-- Begin --

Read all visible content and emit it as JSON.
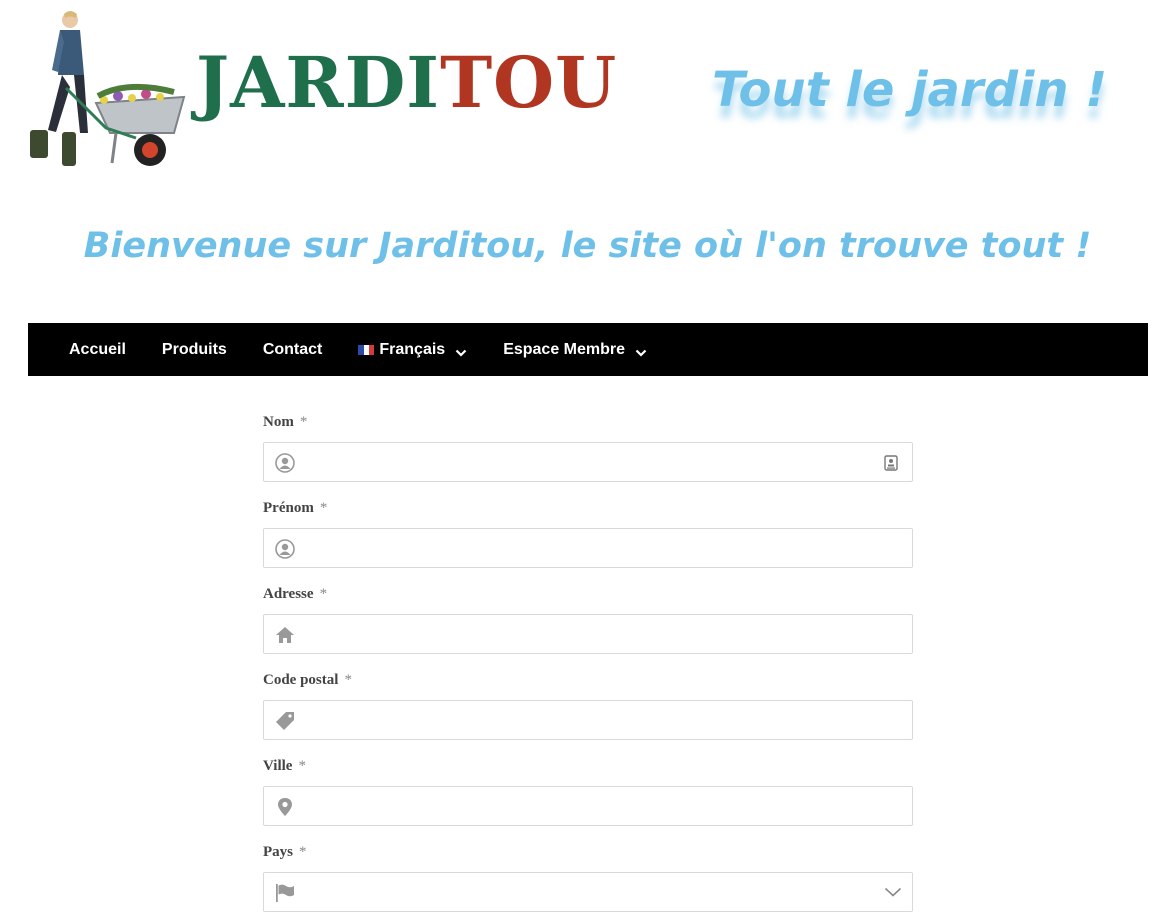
{
  "brand": {
    "part1": "JARDI",
    "part2": "TOU",
    "color1": "#1f6e4c",
    "color2": "#b03622"
  },
  "tagline": "Tout le jardin !",
  "welcome": "Bienvenue sur Jarditou, le site où l'on trouve tout !",
  "accent_color": "#6ec0e8",
  "nav": {
    "items": [
      {
        "label": "Accueil"
      },
      {
        "label": "Produits"
      },
      {
        "label": "Contact"
      },
      {
        "label": "Français",
        "icon": "french-flag-icon",
        "has_dropdown": true
      },
      {
        "label": "Espace Membre",
        "has_dropdown": true
      }
    ]
  },
  "form": {
    "required_mark": "*",
    "fields": [
      {
        "label": "Nom",
        "value": "",
        "icon": "user-icon"
      },
      {
        "label": "Prénom",
        "value": "",
        "icon": "user-icon"
      },
      {
        "label": "Adresse",
        "value": "",
        "icon": "home-icon"
      },
      {
        "label": "Code postal",
        "value": "",
        "icon": "tag-icon"
      },
      {
        "label": "Ville",
        "value": "",
        "icon": "map-pin-icon"
      },
      {
        "label": "Pays",
        "value": "",
        "icon": "flag-icon"
      }
    ]
  }
}
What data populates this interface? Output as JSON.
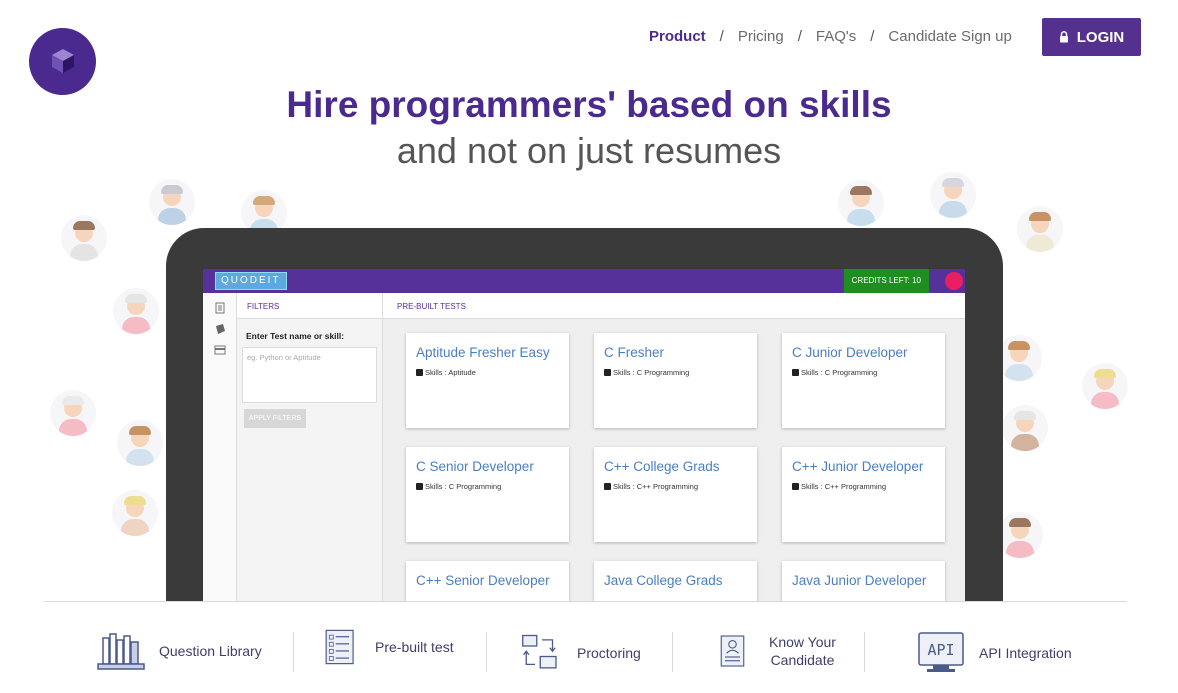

-- End --

(WHAT TO PRODUCE)
Transcribe the preceding listing in its entirety and with exact wording, leaving out pictures.

(RESPONSE TO THIS TASK)
Read all visible content and emit it as JSON.
{
  "brand": {
    "part1": "JARDI",
    "part2": "TOU",
    "color1": "#1f6e4c",
    "color2": "#b03622"
  },
  "tagline": "Tout le jardin !",
  "welcome": "Bienvenue sur Jarditou, le site où l'on trouve tout !",
  "accent_color": "#6ec0e8",
  "nav": {
    "items": [
      {
        "label": "Accueil"
      },
      {
        "label": "Produits"
      },
      {
        "label": "Contact"
      },
      {
        "label": "Français",
        "icon": "french-flag-icon",
        "has_dropdown": true
      },
      {
        "label": "Espace Membre",
        "has_dropdown": true
      }
    ]
  },
  "form": {
    "required_mark": "*",
    "fields": [
      {
        "label": "Nom",
        "value": "",
        "icon": "user-icon"
      },
      {
        "label": "Prénom",
        "value": "",
        "icon": "user-icon"
      },
      {
        "label": "Adresse",
        "value": "",
        "icon": "home-icon"
      },
      {
        "label": "Code postal",
        "value": "",
        "icon": "tag-icon"
      },
      {
        "label": "Ville",
        "value": "",
        "icon": "map-pin-icon"
      },
      {
        "label": "Pays",
        "value": "",
        "icon": "flag-icon"
      }
    ]
  }
}
What data populates this interface? Output as JSON.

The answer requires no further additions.